**DIRECTIVE:**
Print all of the entries exactly, minus the pictures.

[Extracts from a graphics dataset]
-- begin --
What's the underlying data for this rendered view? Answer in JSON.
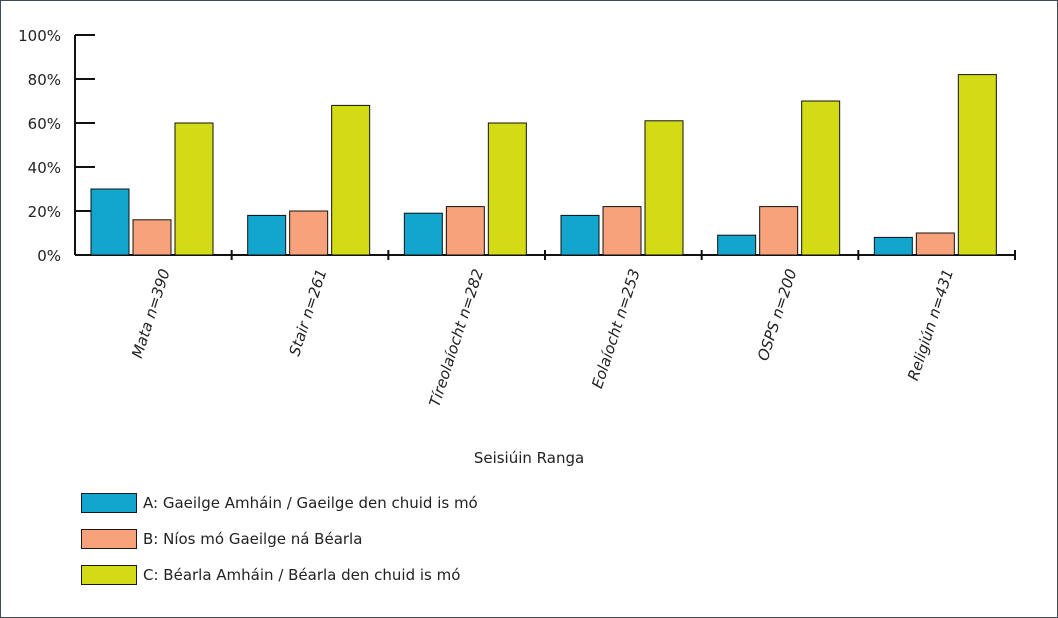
{
  "chart_data": {
    "type": "bar",
    "categories": [
      "Mata n=390",
      "Stair n=261",
      "Tíreolaíocht n=282",
      "Eolaíocht n=253",
      "OSPS n=200",
      "Religiún n=431"
    ],
    "series": [
      {
        "name": "A: Gaeilge Amháin / Gaeilge den chuid is mó",
        "color": "#12a6cf",
        "values": [
          30,
          18,
          19,
          18,
          9,
          8
        ]
      },
      {
        "name": "B: Níos mó Gaeilge ná Béarla",
        "color": "#f7a27a",
        "values": [
          16,
          20,
          22,
          22,
          22,
          10
        ]
      },
      {
        "name": "C: Béarla Amháin / Béarla den chuid is mó",
        "color": "#d2db14",
        "values": [
          60,
          68,
          60,
          61,
          70,
          82
        ]
      }
    ],
    "xlabel": "Seisiúin Ranga",
    "ylabel": "",
    "title": "",
    "yticks": [
      "0%",
      "20%",
      "40%",
      "60%",
      "80%",
      "100%"
    ],
    "ylim": [
      0,
      100
    ],
    "grid": false,
    "legend_position": "bottom-left"
  }
}
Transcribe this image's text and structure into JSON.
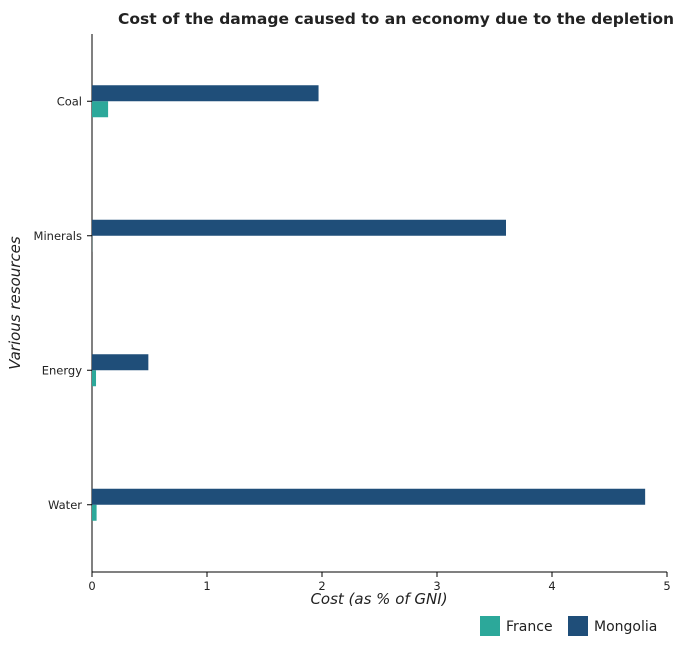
{
  "chart_data": {
    "type": "bar",
    "orientation": "horizontal",
    "title": "Cost of the damage caused to an economy due to the depletion of var",
    "xlabel": "Cost (as % of GNI)",
    "ylabel": "Various resources",
    "categories": [
      "Coal",
      "Minerals",
      "Energy",
      "Water"
    ],
    "xlim": [
      0,
      5
    ],
    "xticks": [
      "0",
      "1",
      "2",
      "3",
      "4",
      "5"
    ],
    "series": [
      {
        "name": "France",
        "color": "#2ca89a",
        "values": [
          0.14,
          0.001,
          0.035,
          0.04
        ]
      },
      {
        "name": "Mongolia",
        "color": "#1f4e79",
        "values": [
          1.97,
          3.6,
          0.49,
          4.81
        ]
      }
    ],
    "legend_position": "bottom-right",
    "grid": false
  }
}
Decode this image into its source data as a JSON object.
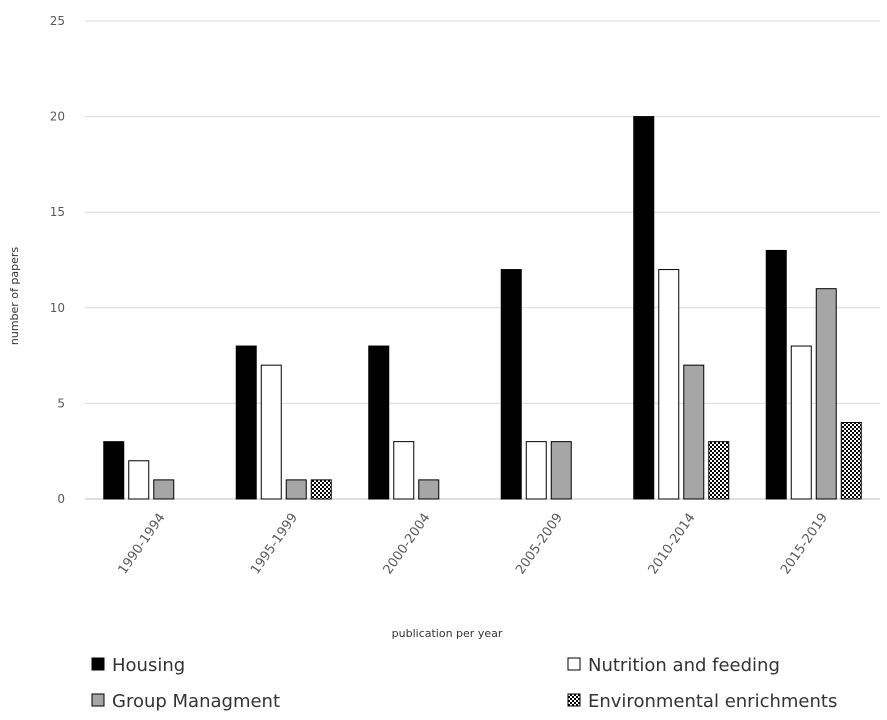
{
  "chart_data": {
    "type": "bar",
    "title": "",
    "xlabel": "publication per year",
    "ylabel": "number of papers",
    "ylim": [
      0,
      25
    ],
    "yticks": [
      0,
      5,
      10,
      15,
      20,
      25
    ],
    "grid": true,
    "legend_position": "bottom",
    "categories": [
      "1990-1994",
      "1995-1999",
      "2000-2004",
      "2005-2009",
      "2010-2014",
      "2015-2019"
    ],
    "series": [
      {
        "name": "Housing",
        "values": [
          3,
          8,
          8,
          12,
          20,
          13
        ],
        "fill": "#000000",
        "pattern": "solid"
      },
      {
        "name": "Nutrition and feeding",
        "values": [
          2,
          7,
          3,
          3,
          12,
          8
        ],
        "fill": "#ffffff",
        "pattern": "solid"
      },
      {
        "name": "Group Managment",
        "values": [
          1,
          1,
          1,
          3,
          7,
          11
        ],
        "fill": "#a6a6a6",
        "pattern": "solid"
      },
      {
        "name": "Environmental enrichments",
        "values": [
          0,
          1,
          0,
          0,
          3,
          4
        ],
        "fill": "#ffffff",
        "pattern": "checker"
      }
    ]
  }
}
-- end --
**EXERCISE SOLUTION:**
What's the underlying data for this rendered view? Answer in JSON.
{
  "chart_data": {
    "type": "bar",
    "categories": [
      "Mata n=390",
      "Stair n=261",
      "Tíreolaíocht n=282",
      "Eolaíocht n=253",
      "OSPS n=200",
      "Religiún n=431"
    ],
    "series": [
      {
        "name": "A: Gaeilge Amháin / Gaeilge den chuid is mó",
        "color": "#12a6cf",
        "values": [
          30,
          18,
          19,
          18,
          9,
          8
        ]
      },
      {
        "name": "B: Níos mó Gaeilge ná Béarla",
        "color": "#f7a27a",
        "values": [
          16,
          20,
          22,
          22,
          22,
          10
        ]
      },
      {
        "name": "C: Béarla Amháin / Béarla den chuid is mó",
        "color": "#d2db14",
        "values": [
          60,
          68,
          60,
          61,
          70,
          82
        ]
      }
    ],
    "xlabel": "Seisiúin Ranga",
    "ylabel": "",
    "title": "",
    "yticks": [
      "0%",
      "20%",
      "40%",
      "60%",
      "80%",
      "100%"
    ],
    "ylim": [
      0,
      100
    ],
    "grid": false,
    "legend_position": "bottom-left"
  }
}
Transcribe this image's text and structure into JSON.
{
  "chart_data": {
    "type": "bar",
    "orientation": "horizontal",
    "title": "Cost of the damage caused to an economy due to the depletion of var",
    "xlabel": "Cost (as % of GNI)",
    "ylabel": "Various resources",
    "categories": [
      "Coal",
      "Minerals",
      "Energy",
      "Water"
    ],
    "xlim": [
      0,
      5
    ],
    "xticks": [
      "0",
      "1",
      "2",
      "3",
      "4",
      "5"
    ],
    "series": [
      {
        "name": "France",
        "color": "#2ca89a",
        "values": [
          0.14,
          0.001,
          0.035,
          0.04
        ]
      },
      {
        "name": "Mongolia",
        "color": "#1f4e79",
        "values": [
          1.97,
          3.6,
          0.49,
          4.81
        ]
      }
    ],
    "legend_position": "bottom-right",
    "grid": false
  }
}
Decode this image into its source data as a JSON object.
{
  "chart_data": {
    "type": "bar",
    "title": "",
    "xlabel": "publication per year",
    "ylabel": "number of papers",
    "ylim": [
      0,
      25
    ],
    "yticks": [
      0,
      5,
      10,
      15,
      20,
      25
    ],
    "grid": true,
    "legend_position": "bottom",
    "categories": [
      "1990-1994",
      "1995-1999",
      "2000-2004",
      "2005-2009",
      "2010-2014",
      "2015-2019"
    ],
    "series": [
      {
        "name": "Housing",
        "values": [
          3,
          8,
          8,
          12,
          20,
          13
        ],
        "fill": "#000000",
        "pattern": "solid"
      },
      {
        "name": "Nutrition and feeding",
        "values": [
          2,
          7,
          3,
          3,
          12,
          8
        ],
        "fill": "#ffffff",
        "pattern": "solid"
      },
      {
        "name": "Group Managment",
        "values": [
          1,
          1,
          1,
          3,
          7,
          11
        ],
        "fill": "#a6a6a6",
        "pattern": "solid"
      },
      {
        "name": "Environmental enrichments",
        "values": [
          0,
          1,
          0,
          0,
          3,
          4
        ],
        "fill": "#ffffff",
        "pattern": "checker"
      }
    ]
  }
}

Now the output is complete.